BRIEF - Write out the entries again exactly as they are given.

WORKING DATA -
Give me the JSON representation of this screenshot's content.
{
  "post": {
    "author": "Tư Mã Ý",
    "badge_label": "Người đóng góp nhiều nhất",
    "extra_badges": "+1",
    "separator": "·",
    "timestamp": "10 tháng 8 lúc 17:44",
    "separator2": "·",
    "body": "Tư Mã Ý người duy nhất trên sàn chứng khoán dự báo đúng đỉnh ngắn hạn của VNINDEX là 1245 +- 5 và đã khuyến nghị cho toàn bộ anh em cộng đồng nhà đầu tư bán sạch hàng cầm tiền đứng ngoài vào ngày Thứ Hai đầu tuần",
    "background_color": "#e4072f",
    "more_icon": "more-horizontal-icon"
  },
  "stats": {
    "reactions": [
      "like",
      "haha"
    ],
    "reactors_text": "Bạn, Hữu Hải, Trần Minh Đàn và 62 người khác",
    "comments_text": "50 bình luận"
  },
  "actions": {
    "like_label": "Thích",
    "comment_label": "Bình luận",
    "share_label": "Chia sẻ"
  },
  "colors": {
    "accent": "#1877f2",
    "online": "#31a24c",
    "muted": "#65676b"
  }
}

THE COMPLETED TASK -
Give me the JSON representation of this screenshot's content.
{
  "post": {
    "author": "Tư Mã Ý",
    "badge_label": "Người đóng góp nhiều nhất",
    "extra_badges": "+1",
    "separator": "·",
    "timestamp": "10 tháng 8 lúc 17:44",
    "separator2": "·",
    "body": "Tư Mã Ý người duy nhất trên sàn chứng khoán dự báo đúng đỉnh ngắn hạn của VNINDEX là 1245 +- 5 và đã khuyến nghị cho toàn bộ anh em cộng đồng nhà đầu tư bán sạch hàng cầm tiền đứng ngoài vào ngày Thứ Hai đầu tuần",
    "background_color": "#e4072f",
    "more_icon": "more-horizontal-icon"
  },
  "stats": {
    "reactions": [
      "like",
      "haha"
    ],
    "reactors_text": "Bạn, Hữu Hải, Trần Minh Đàn và 62 người khác",
    "comments_text": "50 bình luận"
  },
  "actions": {
    "like_label": "Thích",
    "comment_label": "Bình luận",
    "share_label": "Chia sẻ"
  },
  "colors": {
    "accent": "#1877f2",
    "online": "#31a24c",
    "muted": "#65676b"
  }
}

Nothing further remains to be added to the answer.